* [The task] Reproduce the lines below verbatim, beginning with the very first one and ending after the line containing "x-tick-label: Nonproduction workers: [652, 525, 837, 545]".

* [Provided information]
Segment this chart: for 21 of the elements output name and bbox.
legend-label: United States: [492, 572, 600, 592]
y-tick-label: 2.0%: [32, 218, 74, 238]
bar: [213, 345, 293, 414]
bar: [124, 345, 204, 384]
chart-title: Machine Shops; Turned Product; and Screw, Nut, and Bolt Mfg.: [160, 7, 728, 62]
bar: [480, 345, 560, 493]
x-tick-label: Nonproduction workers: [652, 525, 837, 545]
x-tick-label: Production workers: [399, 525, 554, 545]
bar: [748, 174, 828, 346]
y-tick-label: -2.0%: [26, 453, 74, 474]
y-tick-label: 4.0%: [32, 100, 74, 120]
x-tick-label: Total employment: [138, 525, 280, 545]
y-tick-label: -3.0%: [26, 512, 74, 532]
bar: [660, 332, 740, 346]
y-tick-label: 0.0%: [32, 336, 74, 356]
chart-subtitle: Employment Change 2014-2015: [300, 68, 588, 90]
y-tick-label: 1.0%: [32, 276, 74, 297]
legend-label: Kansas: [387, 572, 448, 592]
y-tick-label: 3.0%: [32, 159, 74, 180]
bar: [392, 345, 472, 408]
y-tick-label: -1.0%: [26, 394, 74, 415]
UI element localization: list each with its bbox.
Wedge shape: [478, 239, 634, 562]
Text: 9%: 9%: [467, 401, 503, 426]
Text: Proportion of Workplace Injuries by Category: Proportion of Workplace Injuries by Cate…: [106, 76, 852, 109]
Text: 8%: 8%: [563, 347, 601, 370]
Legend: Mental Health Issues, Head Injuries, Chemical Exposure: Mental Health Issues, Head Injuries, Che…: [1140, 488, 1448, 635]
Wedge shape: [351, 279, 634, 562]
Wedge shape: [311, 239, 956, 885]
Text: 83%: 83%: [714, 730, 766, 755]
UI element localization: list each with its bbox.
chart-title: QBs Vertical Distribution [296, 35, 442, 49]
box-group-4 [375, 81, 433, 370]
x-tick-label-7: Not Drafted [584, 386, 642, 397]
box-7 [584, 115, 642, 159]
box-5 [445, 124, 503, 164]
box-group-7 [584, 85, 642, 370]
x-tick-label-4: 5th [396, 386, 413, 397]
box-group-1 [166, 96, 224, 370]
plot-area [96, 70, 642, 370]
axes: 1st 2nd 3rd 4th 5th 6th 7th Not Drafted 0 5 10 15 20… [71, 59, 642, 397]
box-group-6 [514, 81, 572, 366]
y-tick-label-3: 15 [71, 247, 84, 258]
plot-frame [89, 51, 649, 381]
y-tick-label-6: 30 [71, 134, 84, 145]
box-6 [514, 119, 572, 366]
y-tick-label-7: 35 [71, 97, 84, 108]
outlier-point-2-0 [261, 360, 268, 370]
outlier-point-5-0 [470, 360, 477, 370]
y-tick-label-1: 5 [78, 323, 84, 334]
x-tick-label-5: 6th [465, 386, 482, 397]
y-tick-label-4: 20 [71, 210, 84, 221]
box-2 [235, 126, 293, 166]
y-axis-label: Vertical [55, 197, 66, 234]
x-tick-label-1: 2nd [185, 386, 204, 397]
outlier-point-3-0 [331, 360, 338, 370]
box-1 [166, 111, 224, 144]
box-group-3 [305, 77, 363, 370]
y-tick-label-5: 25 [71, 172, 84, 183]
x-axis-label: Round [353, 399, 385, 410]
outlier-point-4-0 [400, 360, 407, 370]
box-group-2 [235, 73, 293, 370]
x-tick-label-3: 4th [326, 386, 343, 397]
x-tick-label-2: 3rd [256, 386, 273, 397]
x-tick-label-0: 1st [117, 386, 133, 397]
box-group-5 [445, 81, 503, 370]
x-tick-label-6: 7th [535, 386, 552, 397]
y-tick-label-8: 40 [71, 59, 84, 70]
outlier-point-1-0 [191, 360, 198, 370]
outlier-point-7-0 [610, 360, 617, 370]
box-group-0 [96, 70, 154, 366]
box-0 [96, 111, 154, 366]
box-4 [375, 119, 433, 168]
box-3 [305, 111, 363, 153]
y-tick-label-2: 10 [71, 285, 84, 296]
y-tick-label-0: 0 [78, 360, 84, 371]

* [Exercise result]
Segment this chart: for 21 of the elements output name and bbox.
legend-label: United States: [492, 572, 600, 592]
y-tick-label: 2.0%: [32, 218, 74, 238]
bar: [213, 345, 293, 414]
bar: [124, 345, 204, 384]
chart-title: Machine Shops; Turned Product; and Screw, Nut, and Bolt Mfg.: [160, 7, 728, 62]
bar: [480, 345, 560, 493]
x-tick-label: Nonproduction workers: [652, 525, 837, 545]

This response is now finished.